## What you will do
Read the records and write them out again exactly.

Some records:
## begin
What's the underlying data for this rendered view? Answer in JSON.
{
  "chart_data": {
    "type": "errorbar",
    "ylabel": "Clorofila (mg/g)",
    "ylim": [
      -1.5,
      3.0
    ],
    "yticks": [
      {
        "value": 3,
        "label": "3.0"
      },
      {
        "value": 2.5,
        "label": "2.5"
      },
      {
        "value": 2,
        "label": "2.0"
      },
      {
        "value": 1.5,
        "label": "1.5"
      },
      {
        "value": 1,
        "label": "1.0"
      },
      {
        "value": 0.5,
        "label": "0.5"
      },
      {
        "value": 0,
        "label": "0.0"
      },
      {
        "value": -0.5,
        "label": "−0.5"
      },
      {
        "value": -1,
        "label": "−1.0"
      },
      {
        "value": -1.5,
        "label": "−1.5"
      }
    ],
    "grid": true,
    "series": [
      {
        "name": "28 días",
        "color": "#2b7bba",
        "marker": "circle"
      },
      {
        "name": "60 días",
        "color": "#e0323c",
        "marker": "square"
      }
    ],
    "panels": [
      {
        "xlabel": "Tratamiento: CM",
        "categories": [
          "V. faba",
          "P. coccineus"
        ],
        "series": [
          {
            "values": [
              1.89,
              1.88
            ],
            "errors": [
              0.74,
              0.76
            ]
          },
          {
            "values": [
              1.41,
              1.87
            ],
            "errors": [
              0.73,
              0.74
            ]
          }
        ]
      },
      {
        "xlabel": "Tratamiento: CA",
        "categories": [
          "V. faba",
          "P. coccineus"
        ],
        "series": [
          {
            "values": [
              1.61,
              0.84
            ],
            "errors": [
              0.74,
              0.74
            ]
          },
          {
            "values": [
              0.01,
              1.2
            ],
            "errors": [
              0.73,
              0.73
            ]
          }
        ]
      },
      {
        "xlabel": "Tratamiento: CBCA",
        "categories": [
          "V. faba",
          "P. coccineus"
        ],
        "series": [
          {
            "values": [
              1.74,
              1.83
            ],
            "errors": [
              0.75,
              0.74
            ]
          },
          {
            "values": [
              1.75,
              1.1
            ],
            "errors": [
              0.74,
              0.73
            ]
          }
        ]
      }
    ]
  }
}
## end
## Complete output
What's the underlying data for this rendered view? Answer in JSON.
{
  "chart_data": {
    "type": "errorbar",
    "ylabel": "Clorofila (mg/g)",
    "ylim": [
      -1.5,
      3.0
    ],
    "yticks": [
      {
        "value": 3,
        "label": "3.0"
      },
      {
        "value": 2.5,
        "label": "2.5"
      },
      {
        "value": 2,
        "label": "2.0"
      },
      {
        "value": 1.5,
        "label": "1.5"
      },
      {
        "value": 1,
        "label": "1.0"
      },
      {
        "value": 0.5,
        "label": "0.5"
      },
      {
        "value": 0,
        "label": "0.0"
      },
      {
        "value": -0.5,
        "label": "−0.5"
      },
      {
        "value": -1,
        "label": "−1.0"
      },
      {
        "value": -1.5,
        "label": "−1.5"
      }
    ],
    "grid": true,
    "series": [
      {
        "name": "28 días",
        "color": "#2b7bba",
        "marker": "circle"
      },
      {
        "name": "60 días",
        "color": "#e0323c",
        "marker": "square"
      }
    ],
    "panels": [
      {
        "xlabel": "Tratamiento: CM",
        "categories": [
          "V. faba",
          "P. coccineus"
        ],
        "series": [
          {
            "values": [
              1.89,
              1.88
            ],
            "errors": [
              0.74,
              0.76
            ]
          },
          {
            "values": [
              1.41,
              1.87
            ],
            "errors": [
              0.73,
              0.74
            ]
          }
        ]
      },
      {
        "xlabel": "Tratamiento: CA",
        "categories": [
          "V. faba",
          "P. coccineus"
        ],
        "series": [
          {
            "values": [
              1.61,
              0.84
            ],
            "errors": [
              0.74,
              0.74
            ]
          },
          {
            "values": [
              0.01,
              1.2
            ],
            "errors": [
              0.73,
              0.73
            ]
          }
        ]
      },
      {
        "xlabel": "Tratamiento: CBCA",
        "categories": [
          "V. faba",
          "P. coccineus"
        ],
        "series": [
          {
            "values": [
              1.74,
              1.83
            ],
            "errors": [
              0.75,
              0.74
            ]
          },
          {
            "values": [
              1.75,
              1.1
            ],
            "errors": [
              0.74,
              0.73
            ]
          }
        ]
      }
    ]
  }
}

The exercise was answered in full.